Reproduce the lines below exactly. Skip images.

Records supplied

● ● ● ●

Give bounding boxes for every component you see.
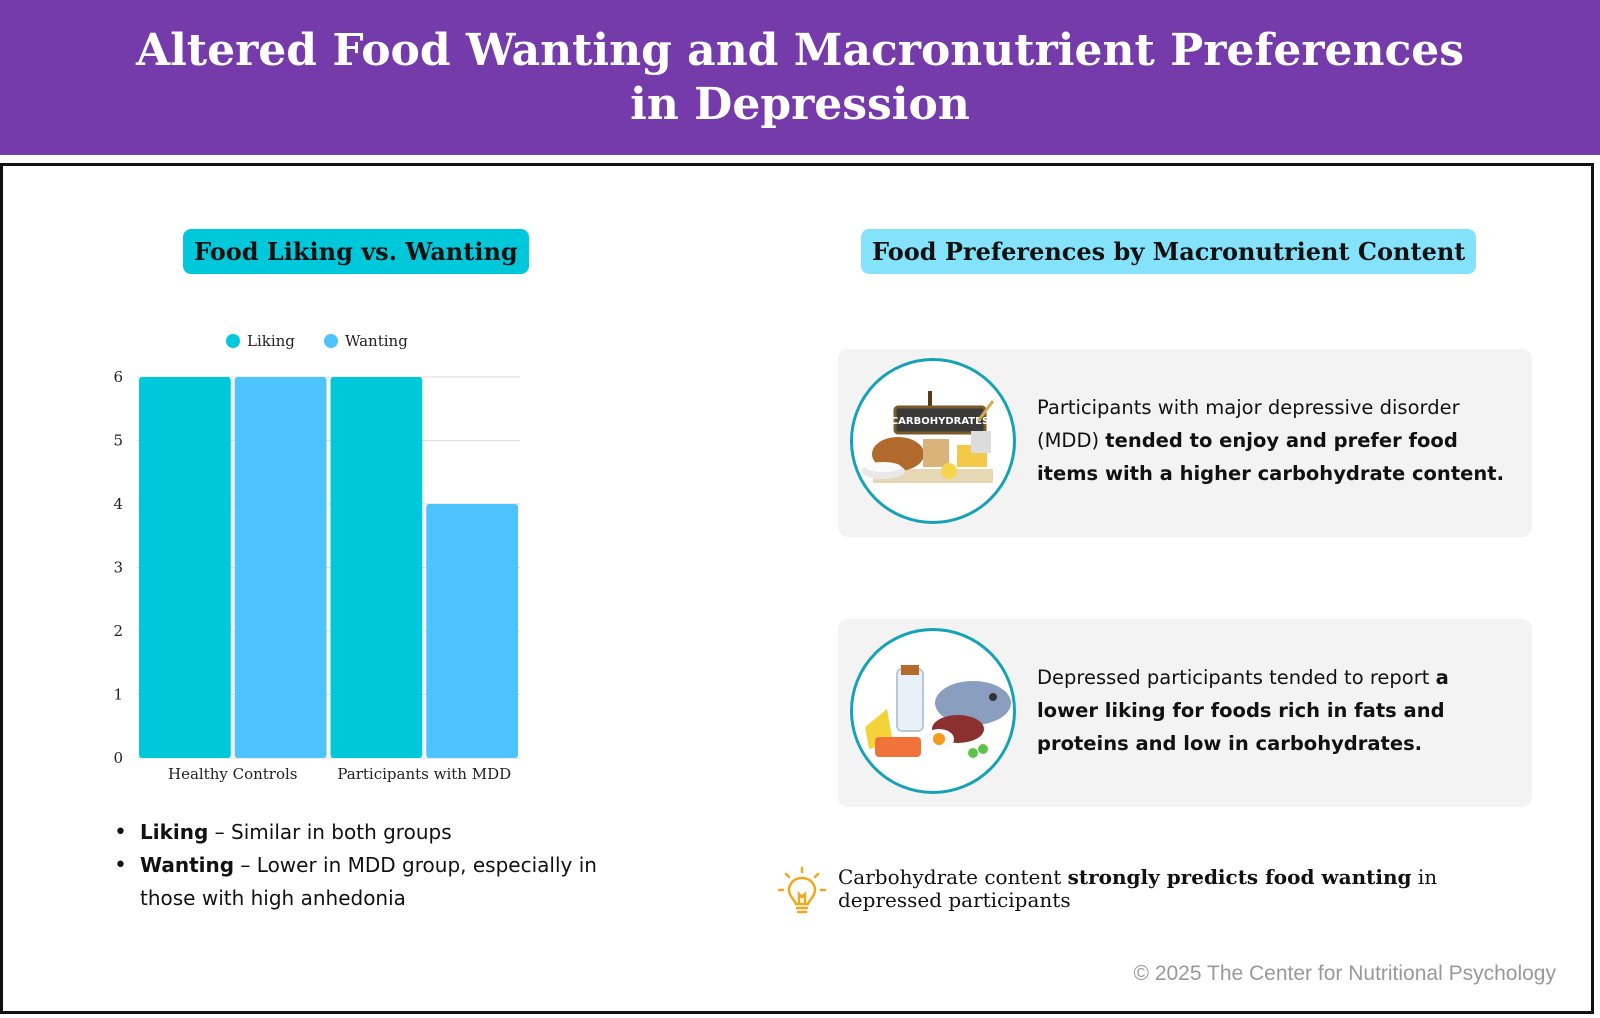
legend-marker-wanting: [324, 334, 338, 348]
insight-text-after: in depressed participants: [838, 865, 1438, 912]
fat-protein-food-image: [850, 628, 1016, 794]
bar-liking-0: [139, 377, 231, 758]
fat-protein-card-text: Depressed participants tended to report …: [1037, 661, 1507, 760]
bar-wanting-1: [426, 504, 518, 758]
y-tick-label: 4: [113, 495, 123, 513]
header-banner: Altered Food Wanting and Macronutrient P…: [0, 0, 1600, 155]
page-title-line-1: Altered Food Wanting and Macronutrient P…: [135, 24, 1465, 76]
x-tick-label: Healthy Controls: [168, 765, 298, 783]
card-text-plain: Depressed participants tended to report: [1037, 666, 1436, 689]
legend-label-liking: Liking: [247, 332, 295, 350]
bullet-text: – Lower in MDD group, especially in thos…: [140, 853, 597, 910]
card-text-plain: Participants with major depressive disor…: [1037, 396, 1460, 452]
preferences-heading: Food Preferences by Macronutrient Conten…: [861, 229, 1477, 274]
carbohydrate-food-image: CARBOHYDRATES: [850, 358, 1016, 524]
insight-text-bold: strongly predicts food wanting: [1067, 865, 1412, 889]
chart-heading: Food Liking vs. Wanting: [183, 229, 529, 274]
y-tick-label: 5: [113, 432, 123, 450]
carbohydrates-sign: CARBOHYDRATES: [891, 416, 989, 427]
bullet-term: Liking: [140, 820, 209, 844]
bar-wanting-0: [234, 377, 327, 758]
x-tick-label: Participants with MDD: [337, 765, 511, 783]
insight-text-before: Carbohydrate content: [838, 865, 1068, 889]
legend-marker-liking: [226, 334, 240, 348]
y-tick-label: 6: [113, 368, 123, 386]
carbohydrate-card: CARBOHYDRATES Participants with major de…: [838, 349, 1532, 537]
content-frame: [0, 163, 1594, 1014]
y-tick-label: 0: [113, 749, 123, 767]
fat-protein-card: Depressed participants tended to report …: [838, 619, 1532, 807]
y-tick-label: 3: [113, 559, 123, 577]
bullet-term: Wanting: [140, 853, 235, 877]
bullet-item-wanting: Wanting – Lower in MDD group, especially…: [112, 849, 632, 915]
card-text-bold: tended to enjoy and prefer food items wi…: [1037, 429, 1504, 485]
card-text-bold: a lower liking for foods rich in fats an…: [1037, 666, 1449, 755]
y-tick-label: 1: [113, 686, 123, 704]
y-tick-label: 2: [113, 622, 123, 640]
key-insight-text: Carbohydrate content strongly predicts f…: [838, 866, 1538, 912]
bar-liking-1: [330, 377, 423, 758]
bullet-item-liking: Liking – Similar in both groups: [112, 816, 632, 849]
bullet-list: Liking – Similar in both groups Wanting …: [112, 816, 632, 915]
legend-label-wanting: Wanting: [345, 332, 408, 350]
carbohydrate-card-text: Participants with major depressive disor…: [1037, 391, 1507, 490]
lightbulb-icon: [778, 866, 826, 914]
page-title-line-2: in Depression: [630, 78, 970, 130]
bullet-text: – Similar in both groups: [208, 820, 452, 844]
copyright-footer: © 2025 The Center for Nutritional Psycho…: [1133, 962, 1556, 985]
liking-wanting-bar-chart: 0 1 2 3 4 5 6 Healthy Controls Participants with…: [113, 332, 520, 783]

● ● ● ●

Answer to this problem
Give bounding boxes for every component you see.
legend-marker-wanting: [324, 334, 338, 348]
insight-text-after: in depressed participants: [838, 865, 1438, 912]
fat-protein-food-image: [850, 628, 1016, 794]
bar-liking-0: [139, 377, 231, 758]
fat-protein-card-text: Depressed participants tended to report …: [1037, 661, 1507, 760]
bar-wanting-1: [426, 504, 518, 758]
y-tick-label: 4: [113, 495, 123, 513]
header-banner: Altered Food Wanting and Macronutrient P…: [0, 0, 1600, 155]
page-title-line-1: Altered Food Wanting and Macronutrient P…: [135, 24, 1465, 76]
x-tick-label: Healthy Controls: [168, 765, 298, 783]
card-text-plain: Depressed participants tended to report: [1037, 666, 1436, 689]
legend-label-liking: Liking: [247, 332, 295, 350]
bullet-text: – Lower in MDD group, especially in thos…: [140, 853, 597, 910]
card-text-plain: Participants with major depressive disor…: [1037, 396, 1460, 452]
preferences-heading: Food Preferences by Macronutrient Conten…: [861, 229, 1477, 274]
carbohydrate-food-image: CARBOHYDRATES: [850, 358, 1016, 524]
insight-text-bold: strongly predicts food wanting: [1067, 865, 1412, 889]
chart-heading: Food Liking vs. Wanting: [183, 229, 529, 274]
y-tick-label: 5: [113, 432, 123, 450]
carbohydrates-sign: CARBOHYDRATES: [891, 416, 989, 427]
bullet-term: Liking: [140, 820, 209, 844]
bar-wanting-0: [234, 377, 327, 758]
x-tick-label: Participants with MDD: [337, 765, 511, 783]
insight-text-before: Carbohydrate content: [838, 865, 1068, 889]
legend-marker-liking: [226, 334, 240, 348]
y-tick-label: 6: [113, 368, 123, 386]
carbohydrate-card: CARBOHYDRATES Participants with major de…: [838, 349, 1532, 537]
content-frame: [0, 163, 1594, 1014]
y-tick-label: 0: [113, 749, 123, 767]
fat-protein-card: Depressed participants tended to report …: [838, 619, 1532, 807]
y-tick-label: 3: [113, 559, 123, 577]
bullet-term: Wanting: [140, 853, 235, 877]
bullet-item-wanting: Wanting – Lower in MDD group, especially…: [112, 849, 632, 915]
card-text-bold: tended to enjoy and prefer food items wi…: [1037, 429, 1504, 485]
card-text-bold: a lower liking for foods rich in fats an…: [1037, 666, 1449, 755]
y-tick-label: 1: [113, 686, 123, 704]
y-tick-label: 2: [113, 622, 123, 640]
key-insight-text: Carbohydrate content strongly predicts f…: [838, 866, 1538, 912]
bar-liking-1: [330, 377, 423, 758]
bullet-item-liking: Liking – Similar in both groups: [112, 816, 632, 849]
bullet-list: Liking – Similar in both groups Wanting …: [112, 816, 632, 915]
legend-label-wanting: Wanting: [345, 332, 408, 350]
carbohydrate-card-text: Participants with major depressive disor…: [1037, 391, 1507, 490]
lightbulb-icon: [778, 866, 826, 914]
page-title-line-2: in Depression: [630, 78, 970, 130]
bullet-text: – Similar in both groups: [208, 820, 452, 844]
copyright-footer: © 2025 The Center for Nutritional Psycho…: [1133, 962, 1556, 985]
liking-wanting-bar-chart: 0 1 2 3 4 5 6 Healthy Controls Participants with…: [113, 332, 520, 783]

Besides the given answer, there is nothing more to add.